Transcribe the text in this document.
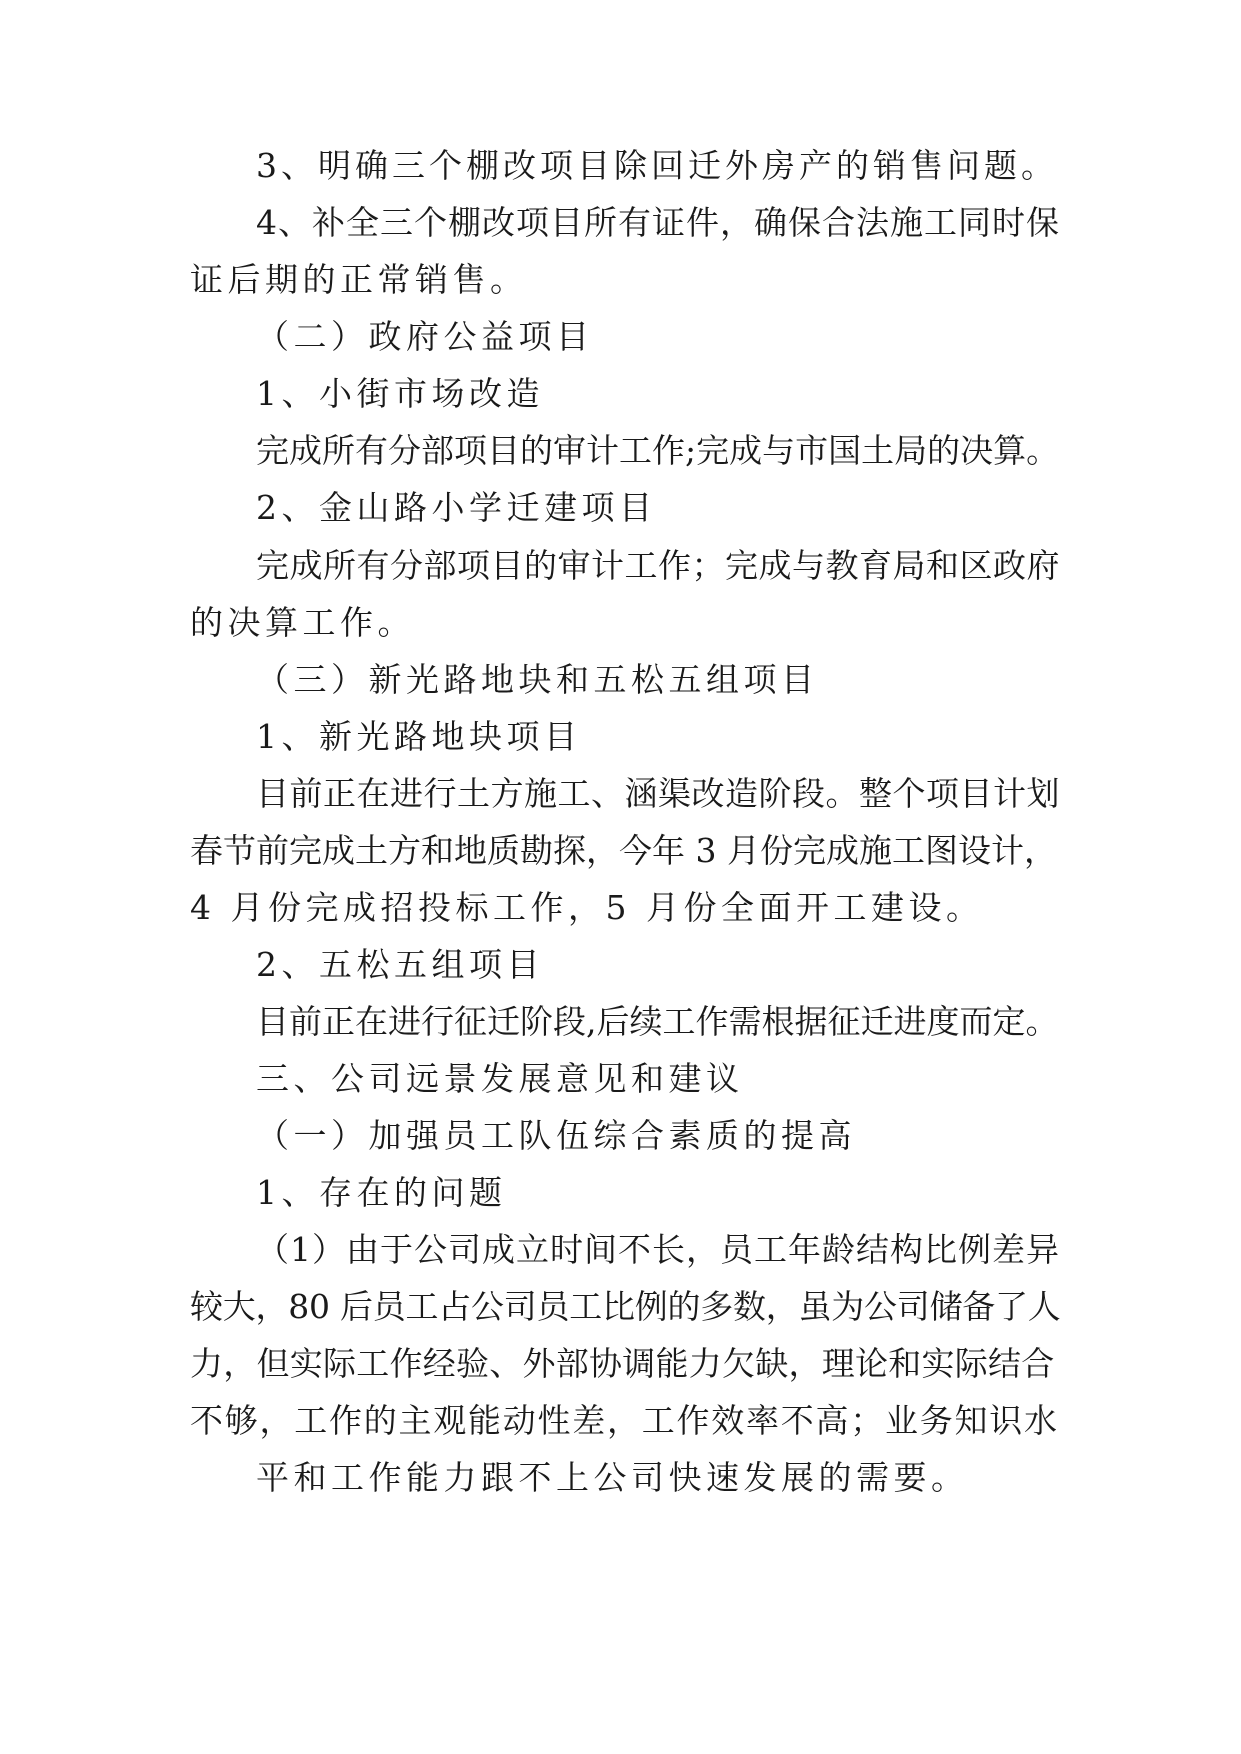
3、明确三个棚改项目除回迁外房产的销售问题。
4、补全三个棚改项目所有证件，确保合法施工同时保
证后期的正常销售。
（二）政府公益项目
1、小街市场改造
完成所有分部项目的审计工作;完成与市国土局的决算。
2、金山路小学迁建项目
完成所有分部项目的审计工作；完成与教育局和区政府
的决算工作。
（三）新光路地块和五松五组项目
1、新光路地块项目
目前正在进行土方施工、涵渠改造阶段。整个项目计划
春节前完成土方和地质勘探，今年 3 月份完成施工图设计，
4 月份完成招投标工作，5 月份全面开工建设。
2、五松五组项目
目前正在进行征迁阶段,后续工作需根据征迁进度而定。
三、公司远景发展意见和建议
（一）加强员工队伍综合素质的提高
1、存在的问题
（1）由于公司成立时间不长，员工年龄结构比例差异
较大，80 后员工占公司员工比例的多数，虽为公司储备了人
力，但实际工作经验、外部协调能力欠缺，理论和实际结合
不够，工作的主观能动性差，工作效率不高；业务知识水
平和工作能力跟不上公司快速发展的需要。
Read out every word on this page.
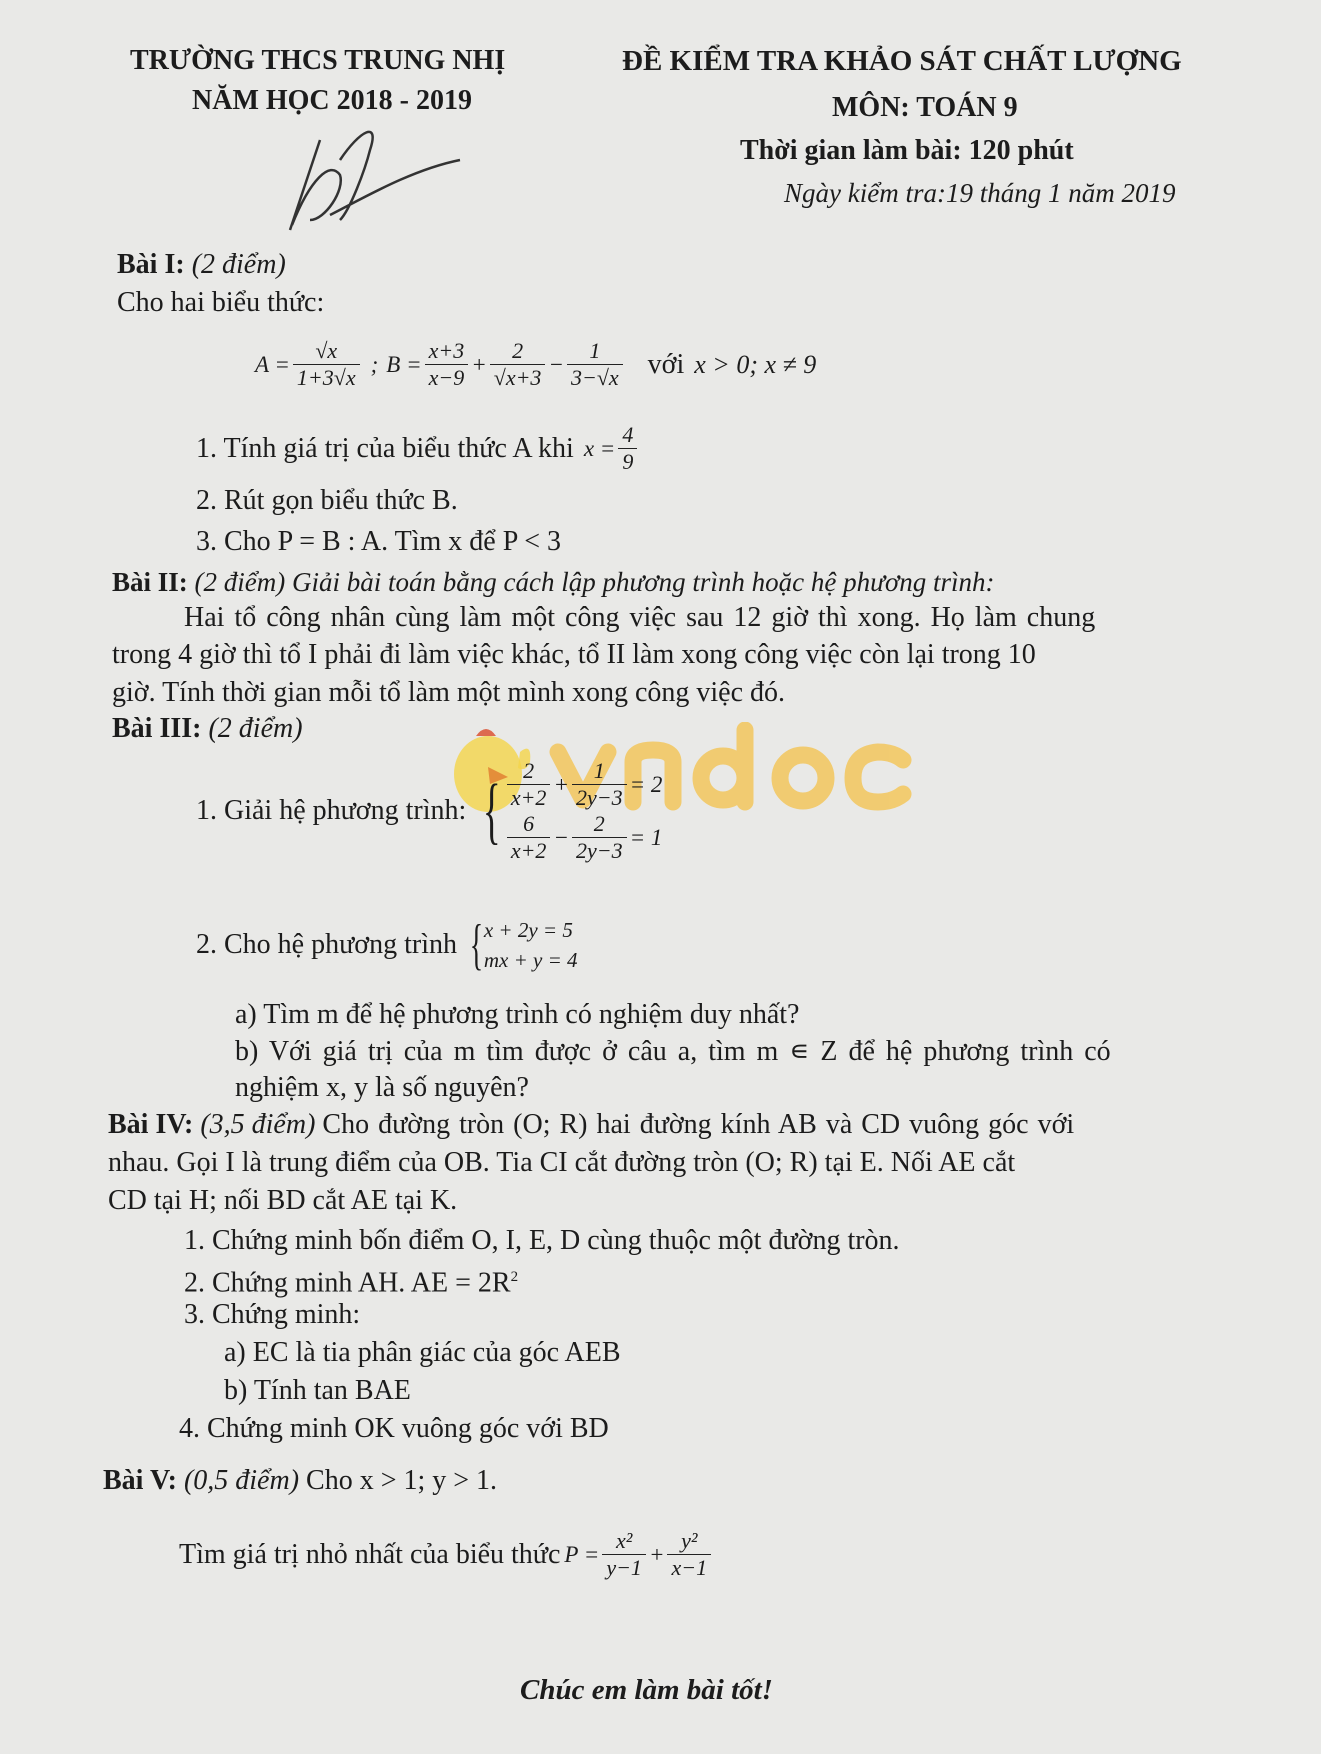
TRƯỜNG THCS TRUNG NHỊ
NĂM HỌC 2018 - 2019
ĐỀ KIỂM TRA KHẢO SÁT CHẤT LƯỢNG
MÔN: TOÁN 9
Thời gian làm bài: 120 phút
Ngày kiểm tra:19 tháng 1 năm 2019
Bài I: (2 điểm)
Cho hai biểu thức:
$A = \frac{√x}{1+3√x}$ ; $B = \frac{x+3}{x-9} + \frac{2}{√x+3} - \frac{1}{3-√x}$ với x > 0; x ≠ 9
1. Tính giá trị của biểu thức A khi $x = \frac{4}{9}$
2. Rút gọn biểu thức B.
3. Cho P = B : A. Tìm x để P < 3
Bài II: (2 điểm) Giải bài toán bằng cách lập phương trình hoặc hệ phương trình:
Hai tổ công nhân cùng làm một công việc sau 12 giờ thì xong. Họ làm chung
trong 4 giờ thì tổ I phải đi làm việc khác, tổ II làm xong công việc còn lại trong 10
giờ. Tính thời gian mỗi tổ làm một mình xong công việc đó.
Bài III: (2 điểm)
1. Giải hệ phương trình: { $\frac{2}{x+2} + \frac{1}{2y-3} = 2$
$\frac{6}{x+2} - \frac{2}{2y-3} = 1$
2. Cho hệ phương trình { x + 2y = 5
mx + y = 4
a) Tìm m để hệ phương trình có nghiệm duy nhất?
b) Với giá trị của m tìm được ở câu a, tìm m ∊ Z để hệ phương trình có
nghiệm x, y là số nguyên?
Bài IV: (3,5 điểm) Cho đường tròn (O; R) hai đường kính AB và CD vuông góc với
nhau. Gọi I là trung điểm của OB. Tia CI cắt đường tròn (O; R) tại E. Nối AE cắt
CD tại H; nối BD cắt AE tại K.
1. Chứng minh bốn điểm O, I, E, D cùng thuộc một đường tròn.
2. Chứng minh AH. AE = $2R^2$
3. Chứng minh:
a) EC là tia phân giác của góc AEB
b) Tính tan BAE
4. Chứng minh OK vuông góc với BD
Bài V: (0,5 điểm) Cho x > 1; y > 1.
Tìm giá trị nhỏ nhất của biểu thức $P = \frac{\text{x²}}{y-1} + \frac{\text{y²}}{x-1}$
Chúc em làm bài tốt!
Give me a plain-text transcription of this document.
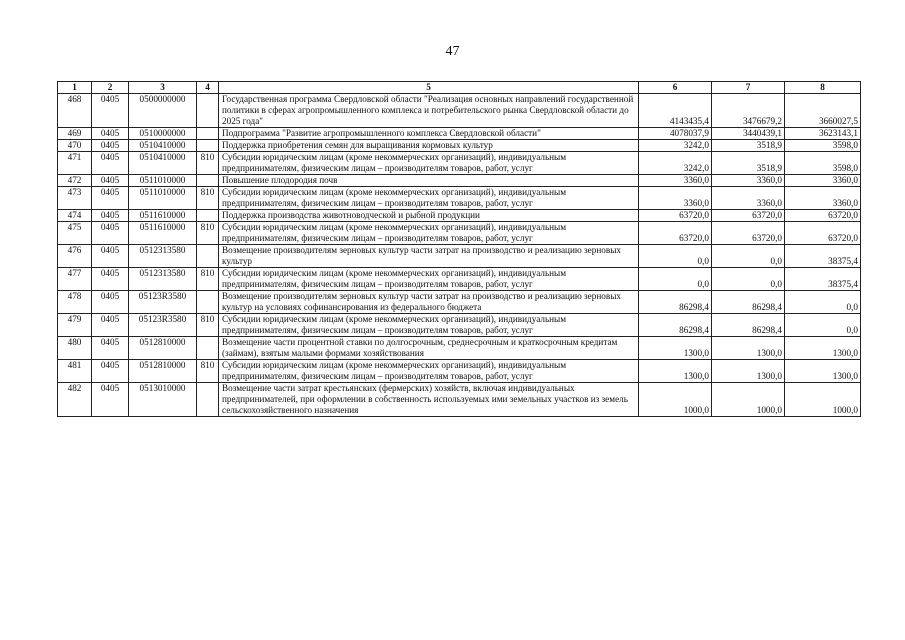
47
1	2	3	4	5	6	7	8
468	0405	0500000000		Государственная программа Свердловской области "Реализация основных направлений государственной политики в сферах агропромышленного комплекса и потребительского рынка Свердловской области до 2025 года"	4143435,4	3476679,2	3660027,5
469	0405	0510000000		Подпрограмма "Развитие агропромышленного комплекса Свердловской области"	4078037,9	3440439,1	3623143,1
470	0405	0510410000		Поддержка приобретения семян для выращивания кормовых культур	3242,0	3518,9	3598,0
471	0405	0510410000	810	Субсидии юридическим лицам (кроме некоммерческих организаций), индивидуальным предпринимателям, физическим лицам – производителям товаров, работ, услуг	3242,0	3518,9	3598,0
472	0405	0511010000		Повышение плодородия почв	3360,0	3360,0	3360,0
473	0405	0511010000	810	Субсидии юридическим лицам (кроме некоммерческих организаций), индивидуальным предпринимателям, физическим лицам – производителям товаров, работ, услуг	3360,0	3360,0	3360,0
474	0405	0511610000		Поддержка производства животноводческой и рыбной продукции	63720,0	63720,0	63720,0
475	0405	0511610000	810	Субсидии юридическим лицам (кроме некоммерческих организаций), индивидуальным предпринимателям, физическим лицам – производителям товаров, работ, услуг	63720,0	63720,0	63720,0
476	0405	0512313580		Возмещение производителям зерновых культур части затрат на производство и реализацию зерновых культур	0,0	0,0	38375,4
477	0405	0512313580	810	Субсидии юридическим лицам (кроме некоммерческих организаций), индивидуальным предпринимателям, физическим лицам – производителям товаров, работ, услуг	0,0	0,0	38375,4
478	0405	05123R3580		Возмещение производителям зерновых культур части затрат на производство и реализацию зерновых культур на условиях софинансирования из федерального бюджета	86298,4	86298,4	0,0
479	0405	05123R3580	810	Субсидии юридическим лицам (кроме некоммерческих организаций), индивидуальным предпринимателям, физическим лицам – производителям товаров, работ, услуг	86298,4	86298,4	0,0
480	0405	0512810000		Возмещение части процентной ставки по долгосрочным, среднесрочным и краткосрочным кредитам (займам), взятым малыми формами хозяйствования	1300,0	1300,0	1300,0
481	0405	0512810000	810	Субсидии юридическим лицам (кроме некоммерческих организаций), индивидуальным предпринимателям, физическим лицам – производителям товаров, работ, услуг	1300,0	1300,0	1300,0
482	0405	0513010000		Возмещение части затрат крестьянских (фермерских) хозяйств, включая индивидуальных предпринимателей, при оформлении в собственность используемых ими земельных участков из земель сельскохозяйственного назначения	1000,0	1000,0	1000,0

----

Make an exact copy of all entries above, dropping the images.

### [Response to the exercise]
Transcribe the text in this document.
3、明确三个棚改项目除回迁外房产的销售问题。
4、补全三个棚改项目所有证件，确保合法施工同时保
证后期的正常销售。
（二）政府公益项目
1、小街市场改造
完成所有分部项目的审计工作;完成与市国土局的决算。
2、金山路小学迁建项目
完成所有分部项目的审计工作；完成与教育局和区政府
的决算工作。
（三）新光路地块和五松五组项目
1、新光路地块项目
目前正在进行土方施工、涵渠改造阶段。整个项目计划
春节前完成土方和地质勘探，今年 3 月份完成施工图设计，
4 月份完成招投标工作，5 月份全面开工建设。
2、五松五组项目
目前正在进行征迁阶段,后续工作需根据征迁进度而定。
三、公司远景发展意见和建议
（一）加强员工队伍综合素质的提高
1、存在的问题
（1）由于公司成立时间不长，员工年龄结构比例差异
较大，80 后员工占公司员工比例的多数，虽为公司储备了人
力，但实际工作经验、外部协调能力欠缺，理论和实际结合
不够，工作的主观能动性差，工作效率不高；业务知识水
平和工作能力跟不上公司快速发展的需要。
Read out every word on this page.
TRƯỜNG THCS TRUNG NHỊ
NĂM HỌC 2018 - 2019
ĐỀ KIỂM TRA KHẢO SÁT CHẤT LƯỢNG
MÔN: TOÁN 9
Thời gian làm bài: 120 phút
Ngày kiểm tra:19 tháng 1 năm 2019
Bài I: (2 điểm)
Cho hai biểu thức:
$A = \frac{√x}{1+3√x}$ ; $B = \frac{x+3}{x-9} + \frac{2}{√x+3} - \frac{1}{3-√x}$ với x > 0; x ≠ 9
1. Tính giá trị của biểu thức A khi $x = \frac{4}{9}$
2. Rút gọn biểu thức B.
3. Cho P = B : A. Tìm x để P < 3
Bài II: (2 điểm) Giải bài toán bằng cách lập phương trình hoặc hệ phương trình:
Hai tổ công nhân cùng làm một công việc sau 12 giờ thì xong. Họ làm chung
trong 4 giờ thì tổ I phải đi làm việc khác, tổ II làm xong công việc còn lại trong 10
giờ. Tính thời gian mỗi tổ làm một mình xong công việc đó.
Bài III: (2 điểm)
1. Giải hệ phương trình: { $\frac{2}{x+2} + \frac{1}{2y-3} = 2$
$\frac{6}{x+2} - \frac{2}{2y-3} = 1$
2. Cho hệ phương trình { x + 2y = 5
mx + y = 4
a) Tìm m để hệ phương trình có nghiệm duy nhất?
b) Với giá trị của m tìm được ở câu a, tìm m ∊ Z để hệ phương trình có
nghiệm x, y là số nguyên?
Bài IV: (3,5 điểm) Cho đường tròn (O; R) hai đường kính AB và CD vuông góc với
nhau. Gọi I là trung điểm của OB. Tia CI cắt đường tròn (O; R) tại E. Nối AE cắt
CD tại H; nối BD cắt AE tại K.
1. Chứng minh bốn điểm O, I, E, D cùng thuộc một đường tròn.
2. Chứng minh AH. AE = $2R^2$
3. Chứng minh:
a) EC là tia phân giác của góc AEB
b) Tính tan BAE
4. Chứng minh OK vuông góc với BD
Bài V: (0,5 điểm) Cho x > 1; y > 1.
Tìm giá trị nhỏ nhất của biểu thức $P = \frac{\text{x²}}{y-1} + \frac{\text{y²}}{x-1}$
Chúc em làm bài tốt!
Give me a plain-text transcription of this document.
47
1	2	3	4	5	6	7	8
468	0405	0500000000		Государственная программа Свердловской области "Реализация основных направлений государственной политики в сферах агропромышленного комплекса и потребительского рынка Свердловской области до 2025 года"	4143435,4	3476679,2	3660027,5
469	0405	0510000000		Подпрограмма "Развитие агропромышленного комплекса Свердловской области"	4078037,9	3440439,1	3623143,1
470	0405	0510410000		Поддержка приобретения семян для выращивания кормовых культур	3242,0	3518,9	3598,0
471	0405	0510410000	810	Субсидии юридическим лицам (кроме некоммерческих организаций), индивидуальным предпринимателям, физическим лицам – производителям товаров, работ, услуг	3242,0	3518,9	3598,0
472	0405	0511010000		Повышение плодородия почв	3360,0	3360,0	3360,0
473	0405	0511010000	810	Субсидии юридическим лицам (кроме некоммерческих организаций), индивидуальным предпринимателям, физическим лицам – производителям товаров, работ, услуг	3360,0	3360,0	3360,0
474	0405	0511610000		Поддержка производства животноводческой и рыбной продукции	63720,0	63720,0	63720,0
475	0405	0511610000	810	Субсидии юридическим лицам (кроме некоммерческих организаций), индивидуальным предпринимателям, физическим лицам – производителям товаров, работ, услуг	63720,0	63720,0	63720,0
476	0405	0512313580		Возмещение производителям зерновых культур части затрат на производство и реализацию зерновых культур	0,0	0,0	38375,4
477	0405	0512313580	810	Субсидии юридическим лицам (кроме некоммерческих организаций), индивидуальным предпринимателям, физическим лицам – производителям товаров, работ, услуг	0,0	0,0	38375,4
478	0405	05123R3580		Возмещение производителям зерновых культур части затрат на производство и реализацию зерновых культур на условиях софинансирования из федерального бюджета	86298,4	86298,4	0,0
479	0405	05123R3580	810	Субсидии юридическим лицам (кроме некоммерческих организаций), индивидуальным предпринимателям, физическим лицам – производителям товаров, работ, услуг	86298,4	86298,4	0,0
480	0405	0512810000		Возмещение части процентной ставки по долгосрочным, среднесрочным и краткосрочным кредитам (займам), взятым малыми формами хозяйствования	1300,0	1300,0	1300,0
481	0405	0512810000	810	Субсидии юридическим лицам (кроме некоммерческих организаций), индивидуальным предпринимателям, физическим лицам – производителям товаров, работ, услуг	1300,0	1300,0	1300,0
482	0405	0513010000		Возмещение части затрат крестьянских (фермерских) хозяйств, включая индивидуальных предпринимателей, при оформлении в собственность используемых ими земельных участков из земель сельскохозяйственного назначения	1000,0	1000,0	1000,0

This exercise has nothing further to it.